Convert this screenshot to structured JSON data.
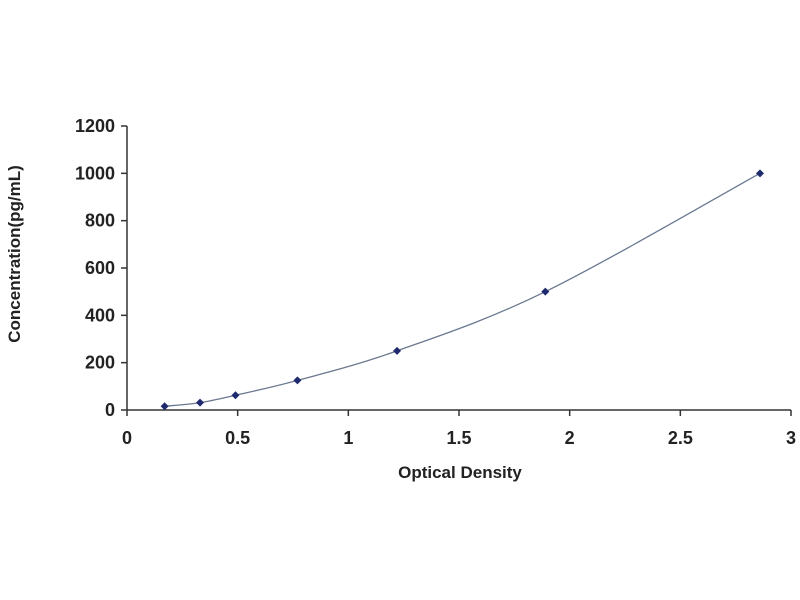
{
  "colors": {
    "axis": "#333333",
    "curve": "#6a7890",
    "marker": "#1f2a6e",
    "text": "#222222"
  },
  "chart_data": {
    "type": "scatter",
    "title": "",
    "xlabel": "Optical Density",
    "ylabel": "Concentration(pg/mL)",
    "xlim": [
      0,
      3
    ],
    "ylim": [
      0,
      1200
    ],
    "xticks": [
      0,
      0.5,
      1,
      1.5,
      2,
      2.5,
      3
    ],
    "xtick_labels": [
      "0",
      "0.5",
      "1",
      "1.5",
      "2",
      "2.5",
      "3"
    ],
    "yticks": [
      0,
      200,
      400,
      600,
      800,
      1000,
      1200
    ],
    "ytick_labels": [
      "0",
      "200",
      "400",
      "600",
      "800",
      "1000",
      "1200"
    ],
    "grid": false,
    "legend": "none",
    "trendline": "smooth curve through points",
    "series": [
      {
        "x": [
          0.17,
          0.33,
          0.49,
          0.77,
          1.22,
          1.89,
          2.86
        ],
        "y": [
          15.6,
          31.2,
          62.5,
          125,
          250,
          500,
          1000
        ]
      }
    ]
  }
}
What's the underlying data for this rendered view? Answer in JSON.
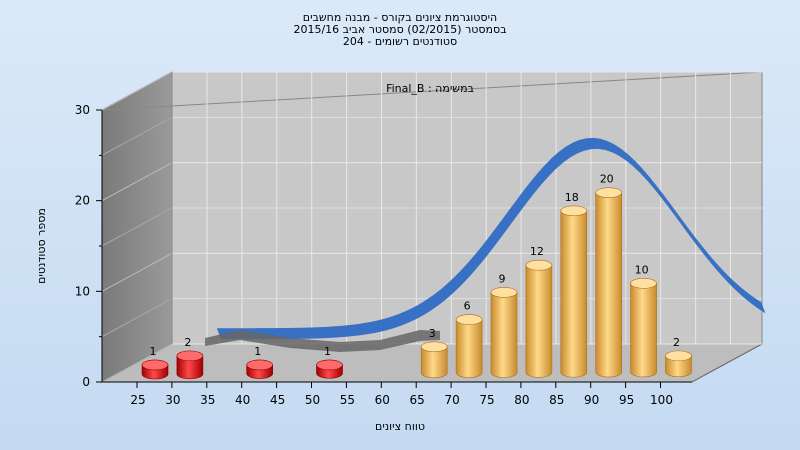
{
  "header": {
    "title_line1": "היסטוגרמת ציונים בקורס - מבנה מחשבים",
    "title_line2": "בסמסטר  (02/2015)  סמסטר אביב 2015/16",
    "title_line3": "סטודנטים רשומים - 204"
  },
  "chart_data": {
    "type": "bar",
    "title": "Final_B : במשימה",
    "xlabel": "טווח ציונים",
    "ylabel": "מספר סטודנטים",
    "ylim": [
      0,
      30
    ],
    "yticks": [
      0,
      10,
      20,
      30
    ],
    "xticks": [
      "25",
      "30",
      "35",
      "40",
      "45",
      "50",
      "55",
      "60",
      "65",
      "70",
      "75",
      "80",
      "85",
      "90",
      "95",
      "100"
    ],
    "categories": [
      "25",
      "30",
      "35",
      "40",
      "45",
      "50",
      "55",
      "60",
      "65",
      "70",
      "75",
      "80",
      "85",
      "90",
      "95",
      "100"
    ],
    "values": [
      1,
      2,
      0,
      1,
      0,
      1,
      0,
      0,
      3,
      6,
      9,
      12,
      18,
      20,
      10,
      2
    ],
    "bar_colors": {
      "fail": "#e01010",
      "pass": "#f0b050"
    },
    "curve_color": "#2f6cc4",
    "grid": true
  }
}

* * * * *

## AIM
Report all lines of the data that include the word "ציונים".

## RESULT BELOW
    "title_line1": "היסטוגרמת ציונים בקורס - מבנה מחשבים",
    "xlabel": "טווח ציונים",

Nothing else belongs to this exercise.